Exercise requirements.
From the listing below, extract every line containing "Neustadt".
╔══
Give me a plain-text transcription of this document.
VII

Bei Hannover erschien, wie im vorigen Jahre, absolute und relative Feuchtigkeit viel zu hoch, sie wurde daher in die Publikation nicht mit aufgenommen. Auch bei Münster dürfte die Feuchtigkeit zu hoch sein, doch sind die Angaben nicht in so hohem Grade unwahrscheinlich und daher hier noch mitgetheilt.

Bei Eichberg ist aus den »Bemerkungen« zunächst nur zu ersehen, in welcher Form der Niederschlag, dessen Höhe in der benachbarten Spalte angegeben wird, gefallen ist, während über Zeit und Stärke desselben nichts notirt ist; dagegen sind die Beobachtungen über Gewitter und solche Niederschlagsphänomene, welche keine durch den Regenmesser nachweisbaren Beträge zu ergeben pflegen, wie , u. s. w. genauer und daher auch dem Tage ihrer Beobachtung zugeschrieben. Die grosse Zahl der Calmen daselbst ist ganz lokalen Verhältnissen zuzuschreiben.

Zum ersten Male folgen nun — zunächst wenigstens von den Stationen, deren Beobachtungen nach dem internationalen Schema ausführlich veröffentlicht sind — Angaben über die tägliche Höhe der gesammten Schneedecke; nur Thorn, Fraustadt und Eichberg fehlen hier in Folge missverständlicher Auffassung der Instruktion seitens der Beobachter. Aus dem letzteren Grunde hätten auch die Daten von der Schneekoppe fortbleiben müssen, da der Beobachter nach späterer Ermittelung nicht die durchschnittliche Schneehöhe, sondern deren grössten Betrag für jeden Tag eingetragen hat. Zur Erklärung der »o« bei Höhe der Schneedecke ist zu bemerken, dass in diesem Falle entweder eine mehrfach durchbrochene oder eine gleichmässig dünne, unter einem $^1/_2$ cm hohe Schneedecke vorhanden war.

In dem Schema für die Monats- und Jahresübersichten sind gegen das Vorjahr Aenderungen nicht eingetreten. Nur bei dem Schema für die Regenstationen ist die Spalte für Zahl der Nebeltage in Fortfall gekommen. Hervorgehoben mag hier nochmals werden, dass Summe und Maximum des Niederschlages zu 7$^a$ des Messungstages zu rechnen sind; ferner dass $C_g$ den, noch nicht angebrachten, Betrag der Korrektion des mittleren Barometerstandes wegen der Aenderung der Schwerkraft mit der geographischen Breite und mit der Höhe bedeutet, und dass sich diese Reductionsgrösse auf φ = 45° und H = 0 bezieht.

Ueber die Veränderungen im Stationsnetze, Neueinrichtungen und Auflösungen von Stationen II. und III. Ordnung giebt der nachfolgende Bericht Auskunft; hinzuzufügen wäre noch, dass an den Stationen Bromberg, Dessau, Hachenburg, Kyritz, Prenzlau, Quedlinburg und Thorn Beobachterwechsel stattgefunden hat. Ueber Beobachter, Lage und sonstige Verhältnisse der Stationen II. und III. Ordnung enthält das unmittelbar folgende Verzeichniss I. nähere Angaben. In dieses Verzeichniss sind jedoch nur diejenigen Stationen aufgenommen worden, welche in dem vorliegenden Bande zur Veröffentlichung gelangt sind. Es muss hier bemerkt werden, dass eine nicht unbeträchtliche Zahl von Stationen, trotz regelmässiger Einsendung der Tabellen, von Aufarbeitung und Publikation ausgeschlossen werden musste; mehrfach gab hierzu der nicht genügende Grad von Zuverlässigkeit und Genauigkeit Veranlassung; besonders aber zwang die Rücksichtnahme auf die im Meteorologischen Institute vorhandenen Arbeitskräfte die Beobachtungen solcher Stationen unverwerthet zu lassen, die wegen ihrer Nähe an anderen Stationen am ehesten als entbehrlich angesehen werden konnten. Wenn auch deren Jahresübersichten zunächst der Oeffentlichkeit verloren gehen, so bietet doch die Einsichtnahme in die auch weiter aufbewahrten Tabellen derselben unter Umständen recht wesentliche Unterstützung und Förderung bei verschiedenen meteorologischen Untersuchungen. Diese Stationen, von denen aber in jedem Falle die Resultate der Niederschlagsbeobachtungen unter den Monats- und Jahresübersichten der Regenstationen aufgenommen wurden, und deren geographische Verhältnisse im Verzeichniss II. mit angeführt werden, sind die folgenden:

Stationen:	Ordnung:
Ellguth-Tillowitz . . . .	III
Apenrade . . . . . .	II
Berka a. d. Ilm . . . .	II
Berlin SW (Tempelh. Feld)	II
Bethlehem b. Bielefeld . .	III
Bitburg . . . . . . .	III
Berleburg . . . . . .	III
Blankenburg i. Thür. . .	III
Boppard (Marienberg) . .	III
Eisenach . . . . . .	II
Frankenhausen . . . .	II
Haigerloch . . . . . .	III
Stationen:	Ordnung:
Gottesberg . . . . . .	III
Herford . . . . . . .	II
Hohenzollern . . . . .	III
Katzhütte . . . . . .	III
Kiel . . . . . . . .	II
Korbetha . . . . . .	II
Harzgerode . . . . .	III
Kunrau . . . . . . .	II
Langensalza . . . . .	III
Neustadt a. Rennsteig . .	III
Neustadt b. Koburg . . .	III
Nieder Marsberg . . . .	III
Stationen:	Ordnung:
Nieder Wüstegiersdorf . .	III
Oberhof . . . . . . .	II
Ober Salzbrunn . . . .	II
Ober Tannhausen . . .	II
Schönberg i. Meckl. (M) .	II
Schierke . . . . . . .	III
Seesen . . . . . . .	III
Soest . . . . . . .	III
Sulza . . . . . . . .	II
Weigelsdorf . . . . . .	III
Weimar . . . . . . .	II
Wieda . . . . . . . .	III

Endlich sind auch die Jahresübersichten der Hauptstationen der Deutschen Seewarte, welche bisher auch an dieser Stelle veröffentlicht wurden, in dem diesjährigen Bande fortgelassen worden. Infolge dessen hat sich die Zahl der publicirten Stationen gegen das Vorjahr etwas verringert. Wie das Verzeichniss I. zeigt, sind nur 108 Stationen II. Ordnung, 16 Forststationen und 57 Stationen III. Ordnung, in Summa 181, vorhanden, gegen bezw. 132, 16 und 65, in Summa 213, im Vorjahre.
╚══
Written solution.
Neustadt a. Rennsteig . .	III
Neustadt b. Koburg . . .	III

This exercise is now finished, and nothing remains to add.